TASK REQUIREMENTS => In the entries, find all lines that hold the word "speeds" and copy them.

┌─ THE RECORDS

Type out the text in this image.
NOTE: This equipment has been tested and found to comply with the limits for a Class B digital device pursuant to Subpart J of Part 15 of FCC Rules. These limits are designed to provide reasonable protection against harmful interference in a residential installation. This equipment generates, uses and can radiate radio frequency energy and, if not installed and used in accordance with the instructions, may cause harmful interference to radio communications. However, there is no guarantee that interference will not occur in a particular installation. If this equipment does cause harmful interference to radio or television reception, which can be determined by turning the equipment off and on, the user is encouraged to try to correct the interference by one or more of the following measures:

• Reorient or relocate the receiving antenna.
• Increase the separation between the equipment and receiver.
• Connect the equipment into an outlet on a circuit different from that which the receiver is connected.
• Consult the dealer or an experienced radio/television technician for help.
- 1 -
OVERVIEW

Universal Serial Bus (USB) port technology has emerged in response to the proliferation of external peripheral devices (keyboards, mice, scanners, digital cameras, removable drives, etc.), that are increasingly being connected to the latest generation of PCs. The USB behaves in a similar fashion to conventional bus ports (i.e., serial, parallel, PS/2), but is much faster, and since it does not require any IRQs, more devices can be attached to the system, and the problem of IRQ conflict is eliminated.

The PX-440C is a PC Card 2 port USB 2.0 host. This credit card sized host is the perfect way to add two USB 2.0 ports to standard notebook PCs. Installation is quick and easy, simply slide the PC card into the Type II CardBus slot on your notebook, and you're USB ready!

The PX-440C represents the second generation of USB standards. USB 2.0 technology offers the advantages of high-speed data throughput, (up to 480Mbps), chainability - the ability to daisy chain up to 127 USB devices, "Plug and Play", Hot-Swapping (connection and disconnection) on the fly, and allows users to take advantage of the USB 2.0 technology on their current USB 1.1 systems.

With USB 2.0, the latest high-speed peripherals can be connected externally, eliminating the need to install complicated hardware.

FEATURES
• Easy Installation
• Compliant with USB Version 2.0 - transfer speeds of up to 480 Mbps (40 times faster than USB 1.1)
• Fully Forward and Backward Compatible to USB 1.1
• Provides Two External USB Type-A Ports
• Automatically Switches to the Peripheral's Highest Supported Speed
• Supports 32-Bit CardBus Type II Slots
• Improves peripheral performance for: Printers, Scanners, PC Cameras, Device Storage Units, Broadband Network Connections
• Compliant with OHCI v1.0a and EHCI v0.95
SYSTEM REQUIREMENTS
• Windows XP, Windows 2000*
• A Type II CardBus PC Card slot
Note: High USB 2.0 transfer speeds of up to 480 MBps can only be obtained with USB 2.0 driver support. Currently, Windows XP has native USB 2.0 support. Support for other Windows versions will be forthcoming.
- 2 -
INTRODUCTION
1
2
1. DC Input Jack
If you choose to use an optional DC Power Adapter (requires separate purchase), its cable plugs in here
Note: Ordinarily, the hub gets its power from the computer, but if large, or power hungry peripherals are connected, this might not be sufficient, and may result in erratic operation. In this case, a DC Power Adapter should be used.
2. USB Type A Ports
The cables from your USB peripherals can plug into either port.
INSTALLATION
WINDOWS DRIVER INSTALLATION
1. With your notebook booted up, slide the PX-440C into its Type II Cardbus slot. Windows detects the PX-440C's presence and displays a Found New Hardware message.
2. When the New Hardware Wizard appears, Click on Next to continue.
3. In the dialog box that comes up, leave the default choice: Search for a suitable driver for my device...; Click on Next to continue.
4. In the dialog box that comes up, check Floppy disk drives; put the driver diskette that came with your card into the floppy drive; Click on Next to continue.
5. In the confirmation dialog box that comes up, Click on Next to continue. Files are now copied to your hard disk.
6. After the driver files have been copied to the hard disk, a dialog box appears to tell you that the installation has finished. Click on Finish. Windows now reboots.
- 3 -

└─

THE COMPLETED TASK =>
• Compliant with USB Version 2.0 - transfer speeds of up to 480 Mbps (40 times faster than USB 1.1)
Note: High USB 2.0 transfer speeds of up to 480 MBps can only be obtained with USB 2.0 driver support. Currently, Windows XP has native USB 2.0 support. Support for other Windows versions will be forthcoming.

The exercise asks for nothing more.